Copy out all the entries word for word.

Data for the task
★ ★ ★ ★
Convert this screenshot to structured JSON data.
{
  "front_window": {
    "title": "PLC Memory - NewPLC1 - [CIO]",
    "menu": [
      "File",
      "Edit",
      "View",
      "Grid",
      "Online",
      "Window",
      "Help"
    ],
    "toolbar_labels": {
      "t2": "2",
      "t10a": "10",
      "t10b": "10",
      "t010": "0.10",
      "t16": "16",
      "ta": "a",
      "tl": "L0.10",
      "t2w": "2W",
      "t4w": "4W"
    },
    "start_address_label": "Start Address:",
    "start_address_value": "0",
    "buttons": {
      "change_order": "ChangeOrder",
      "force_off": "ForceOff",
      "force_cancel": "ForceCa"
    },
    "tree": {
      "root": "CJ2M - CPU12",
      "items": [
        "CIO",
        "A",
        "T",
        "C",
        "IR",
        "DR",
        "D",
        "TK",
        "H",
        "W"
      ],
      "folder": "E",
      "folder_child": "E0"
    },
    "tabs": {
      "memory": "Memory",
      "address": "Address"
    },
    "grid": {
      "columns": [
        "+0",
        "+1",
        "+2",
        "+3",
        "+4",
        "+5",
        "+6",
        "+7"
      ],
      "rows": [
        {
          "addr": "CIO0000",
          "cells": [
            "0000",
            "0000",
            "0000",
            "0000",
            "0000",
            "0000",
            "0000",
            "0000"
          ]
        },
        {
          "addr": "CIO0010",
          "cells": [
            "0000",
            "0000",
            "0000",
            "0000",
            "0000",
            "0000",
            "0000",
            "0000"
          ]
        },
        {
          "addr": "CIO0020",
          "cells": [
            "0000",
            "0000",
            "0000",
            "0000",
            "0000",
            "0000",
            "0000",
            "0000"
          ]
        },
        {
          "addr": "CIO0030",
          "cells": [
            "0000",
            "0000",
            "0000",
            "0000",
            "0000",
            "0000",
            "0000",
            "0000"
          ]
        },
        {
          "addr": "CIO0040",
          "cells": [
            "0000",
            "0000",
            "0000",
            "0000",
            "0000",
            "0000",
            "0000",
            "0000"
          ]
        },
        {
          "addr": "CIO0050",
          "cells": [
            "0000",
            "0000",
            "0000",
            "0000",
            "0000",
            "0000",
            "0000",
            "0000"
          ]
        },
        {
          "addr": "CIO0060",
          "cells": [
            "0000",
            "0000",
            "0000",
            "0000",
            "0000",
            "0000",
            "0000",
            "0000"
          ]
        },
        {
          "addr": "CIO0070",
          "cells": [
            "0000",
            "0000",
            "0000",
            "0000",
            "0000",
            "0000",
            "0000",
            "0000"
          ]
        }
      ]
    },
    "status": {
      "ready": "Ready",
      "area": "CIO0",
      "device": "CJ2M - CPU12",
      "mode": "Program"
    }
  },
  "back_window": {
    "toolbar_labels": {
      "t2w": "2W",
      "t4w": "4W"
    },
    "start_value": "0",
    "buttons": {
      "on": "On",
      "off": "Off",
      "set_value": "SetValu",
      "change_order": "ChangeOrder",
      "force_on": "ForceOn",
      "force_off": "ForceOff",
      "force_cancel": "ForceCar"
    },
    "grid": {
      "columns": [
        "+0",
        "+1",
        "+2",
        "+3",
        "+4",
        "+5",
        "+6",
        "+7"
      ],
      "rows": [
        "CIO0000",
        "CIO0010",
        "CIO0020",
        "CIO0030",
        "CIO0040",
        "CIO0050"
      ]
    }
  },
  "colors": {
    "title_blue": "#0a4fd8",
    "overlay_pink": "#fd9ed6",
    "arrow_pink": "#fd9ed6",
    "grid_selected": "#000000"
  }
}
★ ★ ★ ★
Reply
Convert this screenshot to structured JSON data.
{
  "front_window": {
    "title": "PLC Memory - NewPLC1 - [CIO]",
    "menu": [
      "File",
      "Edit",
      "View",
      "Grid",
      "Online",
      "Window",
      "Help"
    ],
    "toolbar_labels": {
      "t2": "2",
      "t10a": "10",
      "t10b": "10",
      "t010": "0.10",
      "t16": "16",
      "ta": "a",
      "tl": "L0.10",
      "t2w": "2W",
      "t4w": "4W"
    },
    "start_address_label": "Start Address:",
    "start_address_value": "0",
    "buttons": {
      "change_order": "ChangeOrder",
      "force_off": "ForceOff",
      "force_cancel": "ForceCa"
    },
    "tree": {
      "root": "CJ2M - CPU12",
      "items": [
        "CIO",
        "A",
        "T",
        "C",
        "IR",
        "DR",
        "D",
        "TK",
        "H",
        "W"
      ],
      "folder": "E",
      "folder_child": "E0"
    },
    "tabs": {
      "memory": "Memory",
      "address": "Address"
    },
    "grid": {
      "columns": [
        "+0",
        "+1",
        "+2",
        "+3",
        "+4",
        "+5",
        "+6",
        "+7"
      ],
      "rows": [
        {
          "addr": "CIO0000",
          "cells": [
            "0000",
            "0000",
            "0000",
            "0000",
            "0000",
            "0000",
            "0000",
            "0000"
          ]
        },
        {
          "addr": "CIO0010",
          "cells": [
            "0000",
            "0000",
            "0000",
            "0000",
            "0000",
            "0000",
            "0000",
            "0000"
          ]
        },
        {
          "addr": "CIO0020",
          "cells": [
            "0000",
            "0000",
            "0000",
            "0000",
            "0000",
            "0000",
            "0000",
            "0000"
          ]
        },
        {
          "addr": "CIO0030",
          "cells": [
            "0000",
            "0000",
            "0000",
            "0000",
            "0000",
            "0000",
            "0000",
            "0000"
          ]
        },
        {
          "addr": "CIO0040",
          "cells": [
            "0000",
            "0000",
            "0000",
            "0000",
            "0000",
            "0000",
            "0000",
            "0000"
          ]
        },
        {
          "addr": "CIO0050",
          "cells": [
            "0000",
            "0000",
            "0000",
            "0000",
            "0000",
            "0000",
            "0000",
            "0000"
          ]
        },
        {
          "addr": "CIO0060",
          "cells": [
            "0000",
            "0000",
            "0000",
            "0000",
            "0000",
            "0000",
            "0000",
            "0000"
          ]
        },
        {
          "addr": "CIO0070",
          "cells": [
            "0000",
            "0000",
            "0000",
            "0000",
            "0000",
            "0000",
            "0000",
            "0000"
          ]
        }
      ]
    },
    "status": {
      "ready": "Ready",
      "area": "CIO0",
      "device": "CJ2M - CPU12",
      "mode": "Program"
    }
  },
  "back_window": {
    "toolbar_labels": {
      "t2w": "2W",
      "t4w": "4W"
    },
    "start_value": "0",
    "buttons": {
      "on": "On",
      "off": "Off",
      "set_value": "SetValu",
      "change_order": "ChangeOrder",
      "force_on": "ForceOn",
      "force_off": "ForceOff",
      "force_cancel": "ForceCar"
    },
    "grid": {
      "columns": [
        "+0",
        "+1",
        "+2",
        "+3",
        "+4",
        "+5",
        "+6",
        "+7"
      ],
      "rows": [
        "CIO0000",
        "CIO0010",
        "CIO0020",
        "CIO0030",
        "CIO0040",
        "CIO0050"
      ]
    }
  },
  "colors": {
    "title_blue": "#0a4fd8",
    "overlay_pink": "#fd9ed6",
    "arrow_pink": "#fd9ed6",
    "grid_selected": "#000000"
  }
}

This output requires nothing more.